Raw records
● ● ●

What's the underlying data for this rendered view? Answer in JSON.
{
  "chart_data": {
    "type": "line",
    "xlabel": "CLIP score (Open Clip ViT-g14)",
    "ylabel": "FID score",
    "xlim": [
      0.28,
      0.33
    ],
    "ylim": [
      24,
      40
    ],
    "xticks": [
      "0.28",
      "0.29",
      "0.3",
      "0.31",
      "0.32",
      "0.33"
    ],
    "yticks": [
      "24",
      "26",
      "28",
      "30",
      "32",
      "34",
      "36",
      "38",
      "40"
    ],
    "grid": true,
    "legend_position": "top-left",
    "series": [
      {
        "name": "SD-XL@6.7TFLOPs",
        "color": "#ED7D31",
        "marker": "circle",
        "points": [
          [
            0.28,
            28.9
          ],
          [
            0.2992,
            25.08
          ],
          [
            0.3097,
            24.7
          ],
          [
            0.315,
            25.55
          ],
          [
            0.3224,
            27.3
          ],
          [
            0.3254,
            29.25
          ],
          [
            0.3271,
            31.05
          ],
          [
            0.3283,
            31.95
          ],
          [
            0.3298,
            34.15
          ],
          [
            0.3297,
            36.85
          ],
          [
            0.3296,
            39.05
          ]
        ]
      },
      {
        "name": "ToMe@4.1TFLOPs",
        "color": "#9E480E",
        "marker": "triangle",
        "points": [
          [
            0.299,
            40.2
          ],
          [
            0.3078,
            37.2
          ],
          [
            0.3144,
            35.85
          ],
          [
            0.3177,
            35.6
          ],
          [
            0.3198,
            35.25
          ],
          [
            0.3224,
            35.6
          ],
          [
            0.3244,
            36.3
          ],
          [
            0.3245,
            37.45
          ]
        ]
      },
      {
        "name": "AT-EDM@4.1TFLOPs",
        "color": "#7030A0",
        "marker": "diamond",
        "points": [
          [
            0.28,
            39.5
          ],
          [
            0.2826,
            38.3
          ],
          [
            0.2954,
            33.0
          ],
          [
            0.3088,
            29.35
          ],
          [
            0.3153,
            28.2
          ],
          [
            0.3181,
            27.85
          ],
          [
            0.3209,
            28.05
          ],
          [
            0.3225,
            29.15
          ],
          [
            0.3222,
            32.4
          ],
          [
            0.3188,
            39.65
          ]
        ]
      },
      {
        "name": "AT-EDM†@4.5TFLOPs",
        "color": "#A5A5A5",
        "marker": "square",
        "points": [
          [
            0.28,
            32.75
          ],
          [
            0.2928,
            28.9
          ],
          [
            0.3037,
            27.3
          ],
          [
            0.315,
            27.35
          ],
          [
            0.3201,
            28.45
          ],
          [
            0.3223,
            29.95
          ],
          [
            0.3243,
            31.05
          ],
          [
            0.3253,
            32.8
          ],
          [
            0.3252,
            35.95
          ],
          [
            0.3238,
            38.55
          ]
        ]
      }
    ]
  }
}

● ● ●

Identify the lines above that contain the word "marker", then copy them.

== The answer ==
        "marker": "circle",
        "marker": "triangle",
        "marker": "diamond",
        "marker": "square",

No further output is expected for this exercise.